All records must be quoted exactly. Omit the pictures.

:: Data rows ::

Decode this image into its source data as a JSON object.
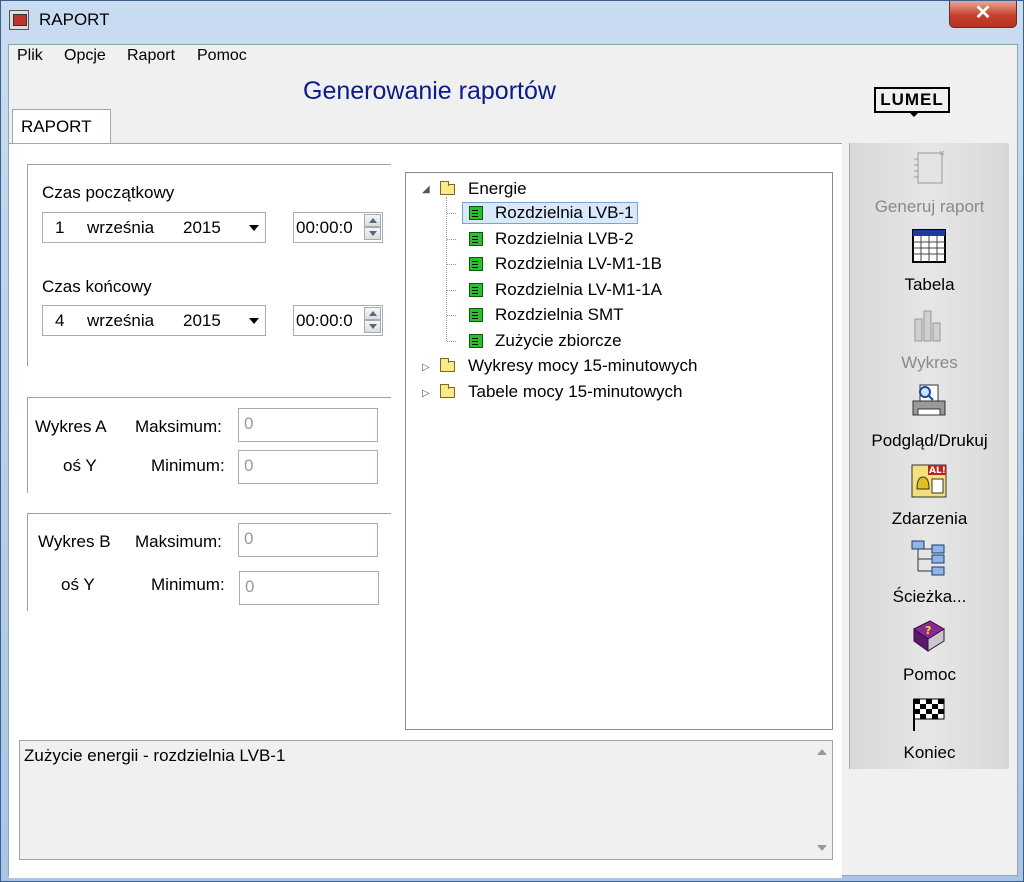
{
  "window": {
    "title": "RAPORT",
    "close_glyph": "✕"
  },
  "menu": [
    "Plik",
    "Opcje",
    "Raport",
    "Pomoc"
  ],
  "heading": "Generowanie raportów",
  "logo": "LUMEL",
  "tab": "RAPORT",
  "start": {
    "label": "Czas początkowy",
    "day": "1",
    "month": "września",
    "year": "2015",
    "time": "00:00:0"
  },
  "end": {
    "label": "Czas końcowy",
    "day": "4",
    "month": "września",
    "year": "2015",
    "time": "00:00:0"
  },
  "chart_a": {
    "label1": "Wykres A",
    "label2": "oś Y",
    "max_label": "Maksimum:",
    "min_label": "Minimum:",
    "max_value": "0",
    "min_value": "0"
  },
  "chart_b": {
    "label1": "Wykres B",
    "label2": "oś Y",
    "max_label": "Maksimum:",
    "min_label": "Minimum:",
    "max_value": "0",
    "min_value": "0"
  },
  "tree": {
    "root1": "Energie",
    "children": [
      "Rozdzielnia LVB-1",
      "Rozdzielnia LVB-2",
      "Rozdzielnia LV-M1-1B",
      "Rozdzielnia LV-M1-1A",
      "Rozdzielnia SMT",
      "Zużycie zbiorcze"
    ],
    "selected_index": 0,
    "root2": "Wykresy mocy 15-minutowych",
    "root3": "Tabele mocy 15-minutowych"
  },
  "status_text": "Zużycie energii - rozdzielnia LVB-1",
  "sidebar": [
    {
      "label": "Generuj raport",
      "icon": "notebook-icon",
      "enabled": false
    },
    {
      "label": "Tabela",
      "icon": "table-icon",
      "enabled": true
    },
    {
      "label": "Wykres",
      "icon": "chart-icon",
      "enabled": false
    },
    {
      "label": "Podgląd/Drukuj",
      "icon": "printer-icon",
      "enabled": true
    },
    {
      "label": "Zdarzenia",
      "icon": "alarm-icon",
      "enabled": true
    },
    {
      "label": "Ścieżka...",
      "icon": "folder-tree-icon",
      "enabled": true
    },
    {
      "label": "Pomoc",
      "icon": "help-book-icon",
      "enabled": true
    },
    {
      "label": "Koniec",
      "icon": "checkered-flag-icon",
      "enabled": true
    }
  ],
  "colors": {
    "heading": "#0c1a8c",
    "selection": "#d9e8fb",
    "tree_doc": "#2bbf2b"
  }
}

:::

■ Reply ■
Decode this image into its source data as a JSON object.
{
  "window": {
    "title": "RAPORT",
    "close_glyph": "✕"
  },
  "menu": [
    "Plik",
    "Opcje",
    "Raport",
    "Pomoc"
  ],
  "heading": "Generowanie raportów",
  "logo": "LUMEL",
  "tab": "RAPORT",
  "start": {
    "label": "Czas początkowy",
    "day": "1",
    "month": "września",
    "year": "2015",
    "time": "00:00:0"
  },
  "end": {
    "label": "Czas końcowy",
    "day": "4",
    "month": "września",
    "year": "2015",
    "time": "00:00:0"
  },
  "chart_a": {
    "label1": "Wykres A",
    "label2": "oś Y",
    "max_label": "Maksimum:",
    "min_label": "Minimum:",
    "max_value": "0",
    "min_value": "0"
  },
  "chart_b": {
    "label1": "Wykres B",
    "label2": "oś Y",
    "max_label": "Maksimum:",
    "min_label": "Minimum:",
    "max_value": "0",
    "min_value": "0"
  },
  "tree": {
    "root1": "Energie",
    "children": [
      "Rozdzielnia LVB-1",
      "Rozdzielnia LVB-2",
      "Rozdzielnia LV-M1-1B",
      "Rozdzielnia LV-M1-1A",
      "Rozdzielnia SMT",
      "Zużycie zbiorcze"
    ],
    "selected_index": 0,
    "root2": "Wykresy mocy 15-minutowych",
    "root3": "Tabele mocy 15-minutowych"
  },
  "status_text": "Zużycie energii - rozdzielnia LVB-1",
  "sidebar": [
    {
      "label": "Generuj raport",
      "icon": "notebook-icon",
      "enabled": false
    },
    {
      "label": "Tabela",
      "icon": "table-icon",
      "enabled": true
    },
    {
      "label": "Wykres",
      "icon": "chart-icon",
      "enabled": false
    },
    {
      "label": "Podgląd/Drukuj",
      "icon": "printer-icon",
      "enabled": true
    },
    {
      "label": "Zdarzenia",
      "icon": "alarm-icon",
      "enabled": true
    },
    {
      "label": "Ścieżka...",
      "icon": "folder-tree-icon",
      "enabled": true
    },
    {
      "label": "Pomoc",
      "icon": "help-book-icon",
      "enabled": true
    },
    {
      "label": "Koniec",
      "icon": "checkered-flag-icon",
      "enabled": true
    }
  ],
  "colors": {
    "heading": "#0c1a8c",
    "selection": "#d9e8fb",
    "tree_doc": "#2bbf2b"
  }
}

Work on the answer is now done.